• SET TASK
Each entry below must be repeated exactly, with pictures left out.

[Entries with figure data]
----
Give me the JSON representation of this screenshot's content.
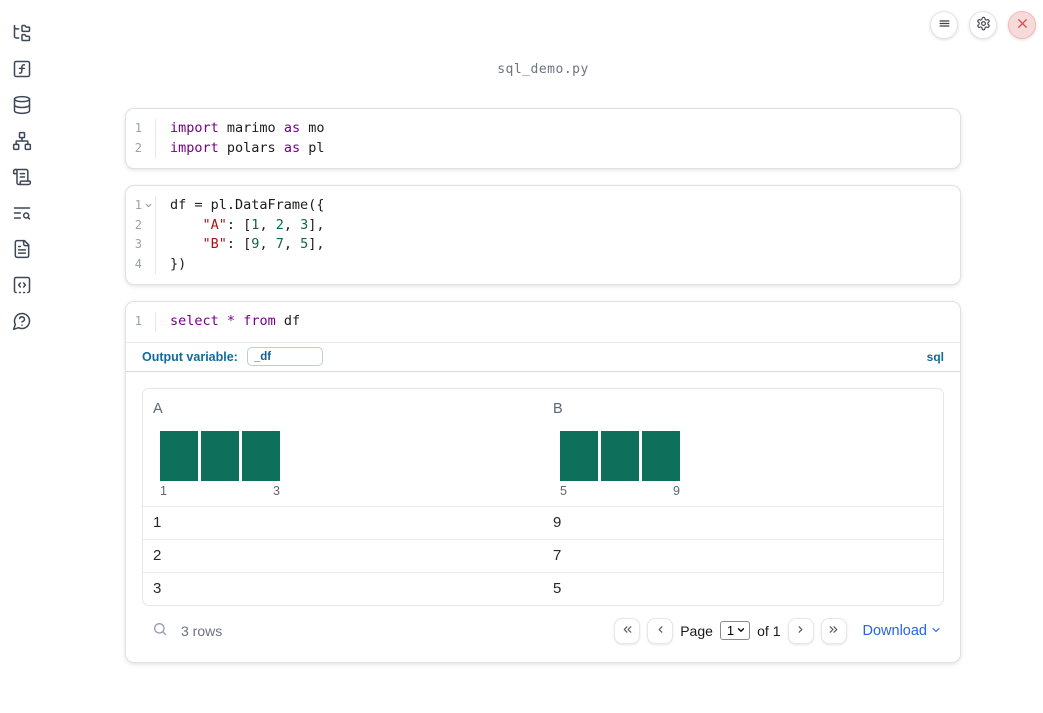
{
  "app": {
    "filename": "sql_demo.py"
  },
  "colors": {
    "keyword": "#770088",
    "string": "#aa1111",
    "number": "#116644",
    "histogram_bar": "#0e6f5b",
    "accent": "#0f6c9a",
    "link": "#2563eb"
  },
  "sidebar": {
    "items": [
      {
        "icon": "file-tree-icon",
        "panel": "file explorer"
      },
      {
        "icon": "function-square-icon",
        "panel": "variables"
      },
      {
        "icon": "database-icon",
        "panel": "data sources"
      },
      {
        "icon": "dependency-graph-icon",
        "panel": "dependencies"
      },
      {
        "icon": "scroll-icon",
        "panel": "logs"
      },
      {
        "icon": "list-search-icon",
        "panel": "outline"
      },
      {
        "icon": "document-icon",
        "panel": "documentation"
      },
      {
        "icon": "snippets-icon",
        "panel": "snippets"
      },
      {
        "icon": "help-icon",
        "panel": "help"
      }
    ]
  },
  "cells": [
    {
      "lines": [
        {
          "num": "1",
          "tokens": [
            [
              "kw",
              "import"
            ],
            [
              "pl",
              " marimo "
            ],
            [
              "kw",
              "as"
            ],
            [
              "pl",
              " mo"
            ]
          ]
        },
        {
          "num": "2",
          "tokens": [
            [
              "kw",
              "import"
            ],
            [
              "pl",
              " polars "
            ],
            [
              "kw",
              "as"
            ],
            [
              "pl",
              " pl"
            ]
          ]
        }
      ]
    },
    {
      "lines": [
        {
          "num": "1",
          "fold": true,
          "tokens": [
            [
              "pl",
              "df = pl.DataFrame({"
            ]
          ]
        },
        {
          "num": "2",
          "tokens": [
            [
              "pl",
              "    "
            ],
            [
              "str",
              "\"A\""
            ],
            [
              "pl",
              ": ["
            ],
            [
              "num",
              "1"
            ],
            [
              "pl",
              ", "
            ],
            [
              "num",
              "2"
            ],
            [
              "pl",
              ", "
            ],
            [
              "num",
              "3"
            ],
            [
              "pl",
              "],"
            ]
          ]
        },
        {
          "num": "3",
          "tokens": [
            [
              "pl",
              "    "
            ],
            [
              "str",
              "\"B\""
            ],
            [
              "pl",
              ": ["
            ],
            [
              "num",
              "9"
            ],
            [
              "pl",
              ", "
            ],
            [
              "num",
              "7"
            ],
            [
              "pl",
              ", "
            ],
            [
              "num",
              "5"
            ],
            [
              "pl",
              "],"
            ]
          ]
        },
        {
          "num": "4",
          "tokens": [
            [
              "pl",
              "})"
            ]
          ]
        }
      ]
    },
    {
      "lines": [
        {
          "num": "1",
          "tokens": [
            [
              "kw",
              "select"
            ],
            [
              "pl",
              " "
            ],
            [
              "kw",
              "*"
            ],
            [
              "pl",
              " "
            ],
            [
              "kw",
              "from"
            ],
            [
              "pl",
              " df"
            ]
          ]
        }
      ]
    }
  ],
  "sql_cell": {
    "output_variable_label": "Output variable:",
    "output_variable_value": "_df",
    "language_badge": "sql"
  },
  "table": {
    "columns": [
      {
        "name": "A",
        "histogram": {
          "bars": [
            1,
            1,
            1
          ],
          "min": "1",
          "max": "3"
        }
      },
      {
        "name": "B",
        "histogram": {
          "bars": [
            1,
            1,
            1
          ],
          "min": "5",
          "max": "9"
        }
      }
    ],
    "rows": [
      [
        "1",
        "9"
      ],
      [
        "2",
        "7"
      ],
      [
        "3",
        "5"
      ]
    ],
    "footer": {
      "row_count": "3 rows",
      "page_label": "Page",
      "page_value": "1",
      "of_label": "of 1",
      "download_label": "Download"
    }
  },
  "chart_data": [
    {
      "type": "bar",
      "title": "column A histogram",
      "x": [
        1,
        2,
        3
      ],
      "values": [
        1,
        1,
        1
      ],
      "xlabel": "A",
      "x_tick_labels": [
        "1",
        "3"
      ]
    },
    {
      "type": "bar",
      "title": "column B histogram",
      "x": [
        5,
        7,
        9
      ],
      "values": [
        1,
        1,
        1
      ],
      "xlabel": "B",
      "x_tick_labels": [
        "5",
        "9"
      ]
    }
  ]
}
----
• FINISHED TASK
Give me the JSON representation of this screenshot's content.
{
  "app": {
    "filename": "sql_demo.py"
  },
  "colors": {
    "keyword": "#770088",
    "string": "#aa1111",
    "number": "#116644",
    "histogram_bar": "#0e6f5b",
    "accent": "#0f6c9a",
    "link": "#2563eb"
  },
  "sidebar": {
    "items": [
      {
        "icon": "file-tree-icon",
        "panel": "file explorer"
      },
      {
        "icon": "function-square-icon",
        "panel": "variables"
      },
      {
        "icon": "database-icon",
        "panel": "data sources"
      },
      {
        "icon": "dependency-graph-icon",
        "panel": "dependencies"
      },
      {
        "icon": "scroll-icon",
        "panel": "logs"
      },
      {
        "icon": "list-search-icon",
        "panel": "outline"
      },
      {
        "icon": "document-icon",
        "panel": "documentation"
      },
      {
        "icon": "snippets-icon",
        "panel": "snippets"
      },
      {
        "icon": "help-icon",
        "panel": "help"
      }
    ]
  },
  "cells": [
    {
      "lines": [
        {
          "num": "1",
          "tokens": [
            [
              "kw",
              "import"
            ],
            [
              "pl",
              " marimo "
            ],
            [
              "kw",
              "as"
            ],
            [
              "pl",
              " mo"
            ]
          ]
        },
        {
          "num": "2",
          "tokens": [
            [
              "kw",
              "import"
            ],
            [
              "pl",
              " polars "
            ],
            [
              "kw",
              "as"
            ],
            [
              "pl",
              " pl"
            ]
          ]
        }
      ]
    },
    {
      "lines": [
        {
          "num": "1",
          "fold": true,
          "tokens": [
            [
              "pl",
              "df = pl.DataFrame({"
            ]
          ]
        },
        {
          "num": "2",
          "tokens": [
            [
              "pl",
              "    "
            ],
            [
              "str",
              "\"A\""
            ],
            [
              "pl",
              ": ["
            ],
            [
              "num",
              "1"
            ],
            [
              "pl",
              ", "
            ],
            [
              "num",
              "2"
            ],
            [
              "pl",
              ", "
            ],
            [
              "num",
              "3"
            ],
            [
              "pl",
              "],"
            ]
          ]
        },
        {
          "num": "3",
          "tokens": [
            [
              "pl",
              "    "
            ],
            [
              "str",
              "\"B\""
            ],
            [
              "pl",
              ": ["
            ],
            [
              "num",
              "9"
            ],
            [
              "pl",
              ", "
            ],
            [
              "num",
              "7"
            ],
            [
              "pl",
              ", "
            ],
            [
              "num",
              "5"
            ],
            [
              "pl",
              "],"
            ]
          ]
        },
        {
          "num": "4",
          "tokens": [
            [
              "pl",
              "})"
            ]
          ]
        }
      ]
    },
    {
      "lines": [
        {
          "num": "1",
          "tokens": [
            [
              "kw",
              "select"
            ],
            [
              "pl",
              " "
            ],
            [
              "kw",
              "*"
            ],
            [
              "pl",
              " "
            ],
            [
              "kw",
              "from"
            ],
            [
              "pl",
              " df"
            ]
          ]
        }
      ]
    }
  ],
  "sql_cell": {
    "output_variable_label": "Output variable:",
    "output_variable_value": "_df",
    "language_badge": "sql"
  },
  "table": {
    "columns": [
      {
        "name": "A",
        "histogram": {
          "bars": [
            1,
            1,
            1
          ],
          "min": "1",
          "max": "3"
        }
      },
      {
        "name": "B",
        "histogram": {
          "bars": [
            1,
            1,
            1
          ],
          "min": "5",
          "max": "9"
        }
      }
    ],
    "rows": [
      [
        "1",
        "9"
      ],
      [
        "2",
        "7"
      ],
      [
        "3",
        "5"
      ]
    ],
    "footer": {
      "row_count": "3 rows",
      "page_label": "Page",
      "page_value": "1",
      "of_label": "of 1",
      "download_label": "Download"
    }
  },
  "chart_data": [
    {
      "type": "bar",
      "title": "column A histogram",
      "x": [
        1,
        2,
        3
      ],
      "values": [
        1,
        1,
        1
      ],
      "xlabel": "A",
      "x_tick_labels": [
        "1",
        "3"
      ]
    },
    {
      "type": "bar",
      "title": "column B histogram",
      "x": [
        5,
        7,
        9
      ],
      "values": [
        1,
        1,
        1
      ],
      "xlabel": "B",
      "x_tick_labels": [
        "5",
        "9"
      ]
    }
  ]
}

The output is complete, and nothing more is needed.